• _A block of data_
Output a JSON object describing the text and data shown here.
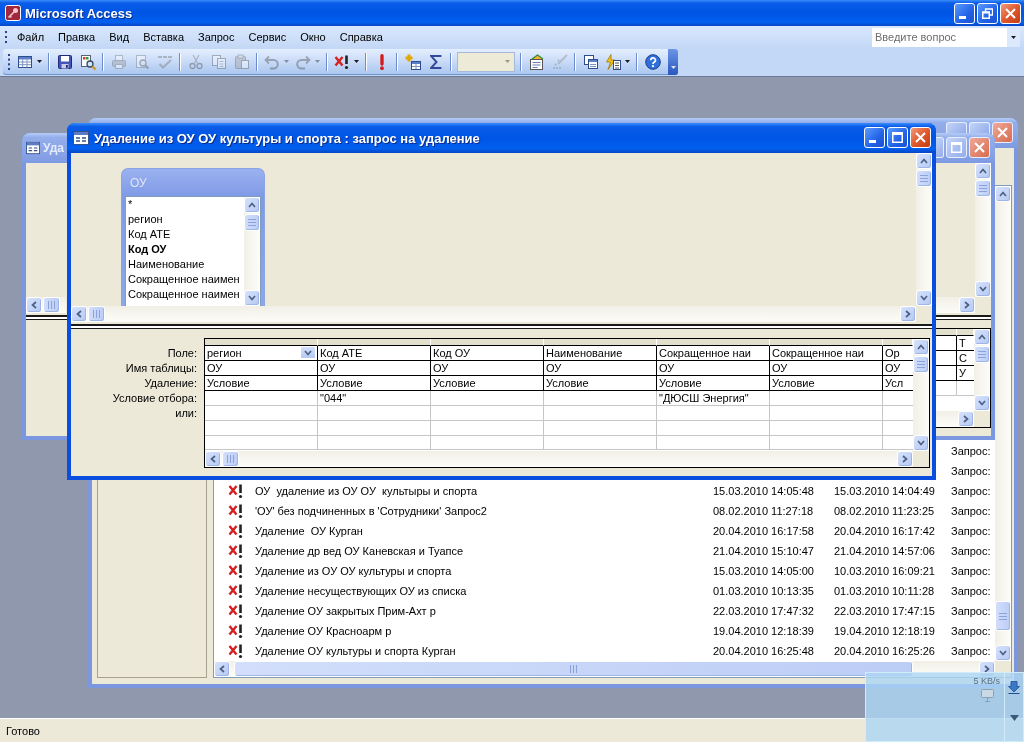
{
  "window": {
    "title": "Microsoft Access"
  },
  "menu": [
    "Файл",
    "Правка",
    "Вид",
    "Вставка",
    "Запрос",
    "Сервис",
    "Окно",
    "Справка"
  ],
  "help_search": {
    "placeholder": "Введите вопрос"
  },
  "toolbar": [
    [
      {
        "kind": "datasheet",
        "dropdown": true,
        "disabled": false
      }
    ],
    [
      {
        "kind": "save",
        "dropdown": false,
        "disabled": false
      },
      {
        "kind": "find",
        "dropdown": false,
        "disabled": false
      }
    ],
    [
      {
        "kind": "print",
        "dropdown": false,
        "disabled": true
      },
      {
        "kind": "preview",
        "dropdown": false,
        "disabled": true
      },
      {
        "kind": "spelling",
        "dropdown": false,
        "disabled": true
      }
    ],
    [
      {
        "kind": "cut",
        "dropdown": false,
        "disabled": true
      },
      {
        "kind": "copy",
        "dropdown": false,
        "disabled": true
      },
      {
        "kind": "paste",
        "dropdown": false,
        "disabled": true
      }
    ],
    [
      {
        "kind": "undo",
        "dropdown": true,
        "disabled": true
      },
      {
        "kind": "redo",
        "dropdown": true,
        "disabled": true
      }
    ],
    [
      {
        "kind": "query_type",
        "dropdown": true,
        "disabled": false
      }
    ],
    [
      {
        "kind": "run",
        "dropdown": false,
        "disabled": false
      }
    ],
    [
      {
        "kind": "show_table",
        "dropdown": false,
        "disabled": false
      },
      {
        "kind": "totals",
        "dropdown": false,
        "disabled": false
      }
    ],
    [
      {
        "kind": "combo",
        "disabled": true
      }
    ],
    [
      {
        "kind": "properties",
        "dropdown": false,
        "disabled": false
      },
      {
        "kind": "builder",
        "dropdown": false,
        "disabled": true
      }
    ],
    [
      {
        "kind": "database_window",
        "dropdown": false,
        "disabled": false
      },
      {
        "kind": "new_object",
        "dropdown": true,
        "disabled": false
      }
    ],
    [
      {
        "kind": "help",
        "dropdown": false,
        "disabled": false
      }
    ]
  ],
  "database_window": {
    "rows": [
      {
        "column_4": "Запрос:"
      },
      {
        "column_4": "Запрос:"
      },
      {
        "column_1": "ОУ  удаление из ОУ ОУ  культыры и спорта",
        "column_2": "15.03.2010 14:05:48",
        "column_3": "15.03.2010 14:04:49",
        "column_4": "Запрос:"
      },
      {
        "column_1": "'ОУ' без подчиненных в 'Сотрудники' Запрос2",
        "column_2": "08.02.2010 11:27:18",
        "column_3": "08.02.2010 11:23:25",
        "column_4": "Запрос:"
      },
      {
        "column_1": "Удаление  ОУ Курган",
        "column_2": "20.04.2010 16:17:58",
        "column_3": "20.04.2010 16:17:42",
        "column_4": "Запрос:"
      },
      {
        "column_1": "Удаление др вед ОУ Каневская и Туапсе",
        "column_2": "21.04.2010 15:10:47",
        "column_3": "21.04.2010 14:57:06",
        "column_4": "Запрос:"
      },
      {
        "column_1": "Удаление из ОУ ОУ культуры и спорта",
        "column_2": "15.03.2010 14:05:00",
        "column_3": "10.03.2010 16:09:21",
        "column_4": "Запрос:"
      },
      {
        "column_1": "Удаление несуществующих ОУ из списка",
        "column_2": "01.03.2010 10:13:35",
        "column_3": "01.03.2010 10:11:28",
        "column_4": "Запрос:"
      },
      {
        "column_1": "Удаление ОУ закрытых Прим-Ахт р",
        "column_2": "22.03.2010 17:47:32",
        "column_3": "22.03.2010 17:47:15",
        "column_4": "Запрос:"
      },
      {
        "column_1": "Удаление ОУ Красноарм р",
        "column_2": "19.04.2010 12:18:39",
        "column_3": "19.04.2010 12:18:19",
        "column_4": "Запрос:"
      },
      {
        "column_1": "Удаление ОУ культуры и спорта Курган",
        "column_2": "20.04.2010 16:25:48",
        "column_3": "20.04.2010 16:25:26",
        "column_4": "Запрос:"
      }
    ]
  },
  "background_query_window": {
    "title": "Уда",
    "grid_column": {
      "field": "Т",
      "table": "С",
      "delete": "У"
    }
  },
  "query_window": {
    "title": "Удаление из ОУ ОУ культуры и спорта : запрос на удаление",
    "table": {
      "title": "ОУ",
      "fields": [
        {
          "name": "*",
          "key": false
        },
        {
          "name": "регион",
          "key": false
        },
        {
          "name": "Код АТЕ",
          "key": false
        },
        {
          "name": "Код ОУ",
          "key": true
        },
        {
          "name": "Наименование",
          "key": false
        },
        {
          "name": "Сокращенное наимен",
          "key": false
        },
        {
          "name": "Сокращенное наимен",
          "key": false
        }
      ]
    },
    "row_labels": [
      "Поле:",
      "Имя таблицы:",
      "Удаление:",
      "Условие отбора:",
      "или:"
    ],
    "columns": [
      {
        "field": "регион",
        "table": "ОУ",
        "delete": "Условие",
        "active": true
      },
      {
        "field": "Код АТЕ",
        "table": "ОУ",
        "delete": "Условие",
        "criteria": "\"044\"",
        "active": false
      },
      {
        "field": "Код ОУ",
        "table": "ОУ",
        "delete": "Условие",
        "active": false
      },
      {
        "field": "Наименование",
        "table": "ОУ",
        "delete": "Условие",
        "active": false
      },
      {
        "field": "Сокращенное наи",
        "table": "ОУ",
        "delete": "Условие",
        "criteria": "\"ДЮСШ Энергия\"",
        "active": false
      },
      {
        "field": "Сокращенное наи",
        "table": "ОУ",
        "delete": "Условие",
        "active": false
      },
      {
        "field": "Ор",
        "table": "ОУ",
        "delete": "Усл",
        "active": false
      }
    ]
  },
  "status_bar": {
    "text": "Готово"
  },
  "network_meter": {
    "reading": "5 KB/s"
  }
}
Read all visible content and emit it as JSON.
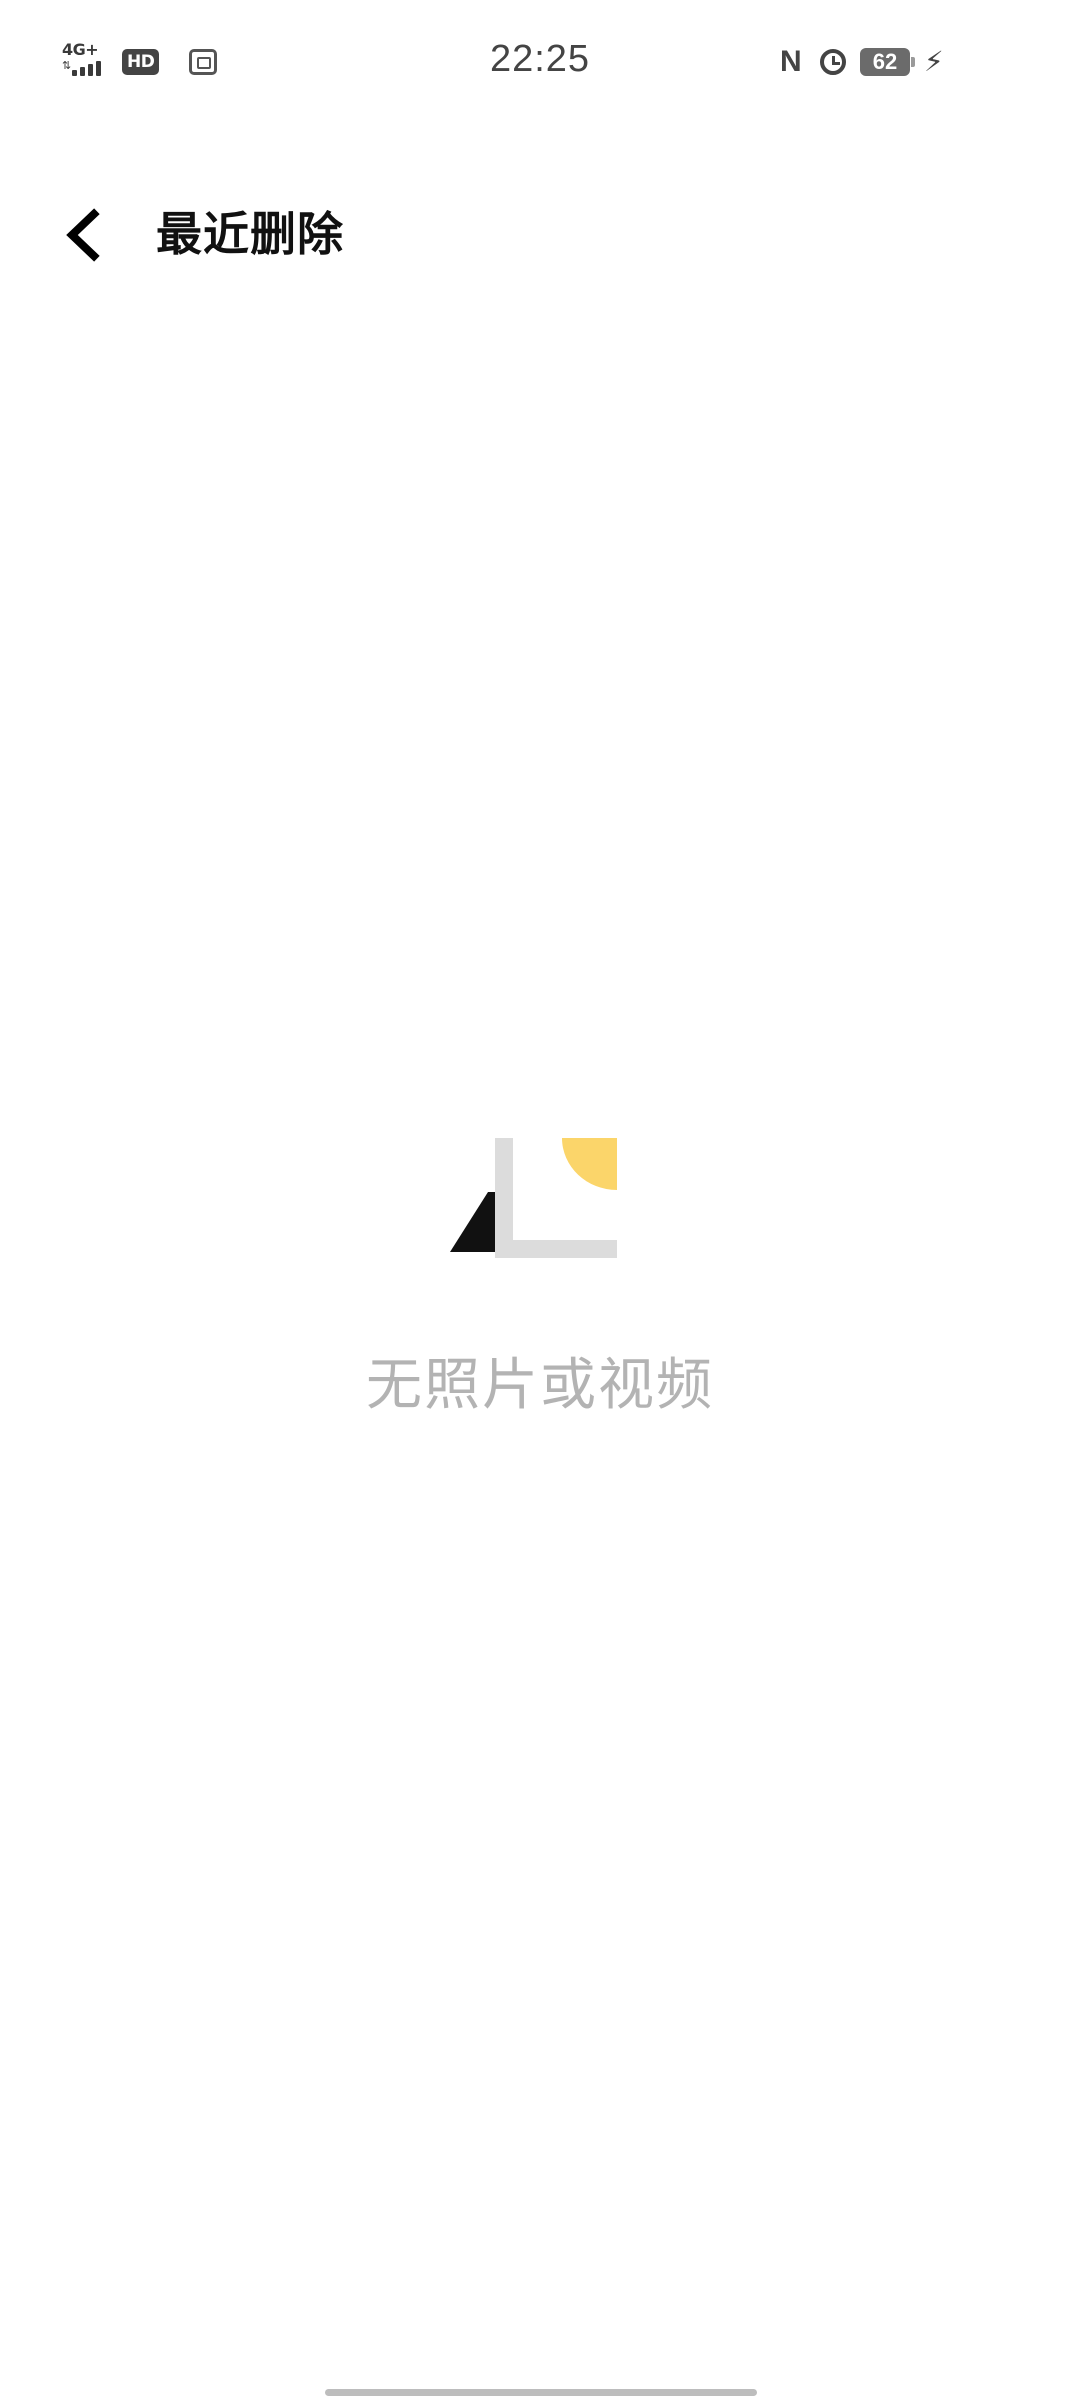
{
  "status_bar": {
    "network_label": "4G+",
    "network_arrows": "⇅",
    "hd_label": "HD",
    "time": "22:25",
    "nfc_label": "N",
    "battery_level": "62",
    "charging_icon": "bolt-icon"
  },
  "app_bar": {
    "back_icon": "chevron-left-icon",
    "title": "最近删除"
  },
  "empty_state": {
    "illustration": "empty-photo-illustration",
    "message": "无照片或视频",
    "colors": {
      "frame": "#dcdcdc",
      "sun": "#fbd56a",
      "mountain": "#111111",
      "text": "#b3b3b3"
    }
  }
}
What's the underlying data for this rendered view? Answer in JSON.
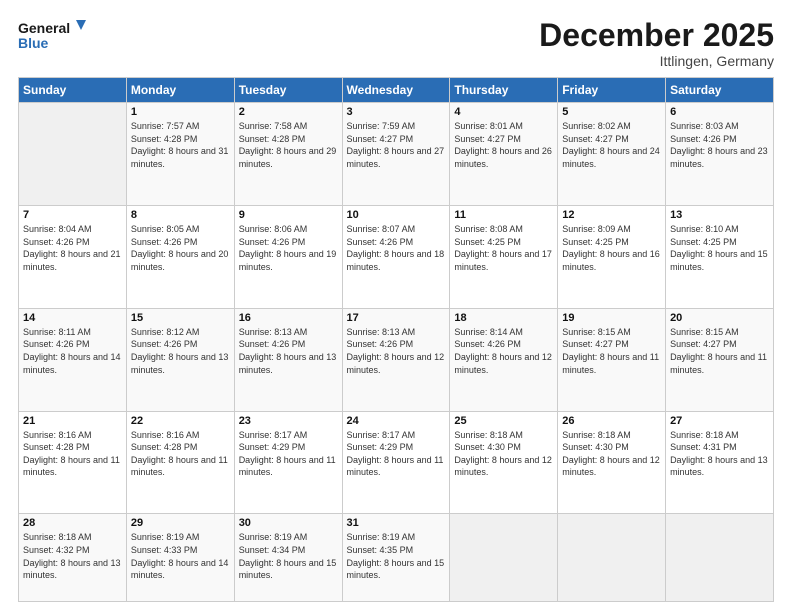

• _What you need to do_
Transcribe exactly the portion of the material above that runs from the line containing "Read all visible content and emit it as JSON." through its last line, omitting all pictures.

• _Exercise response_
Read all visible content and emit it as JSON.
{
  "status_bar": {
    "network_label": "4G+",
    "network_arrows": "⇅",
    "hd_label": "HD",
    "time": "22:25",
    "nfc_label": "N",
    "battery_level": "62",
    "charging_icon": "bolt-icon"
  },
  "app_bar": {
    "back_icon": "chevron-left-icon",
    "title": "最近删除"
  },
  "empty_state": {
    "illustration": "empty-photo-illustration",
    "message": "无照片或视频",
    "colors": {
      "frame": "#dcdcdc",
      "sun": "#fbd56a",
      "mountain": "#111111",
      "text": "#b3b3b3"
    }
  }
}
What's the underlying data for this rendered view? Answer in JSON.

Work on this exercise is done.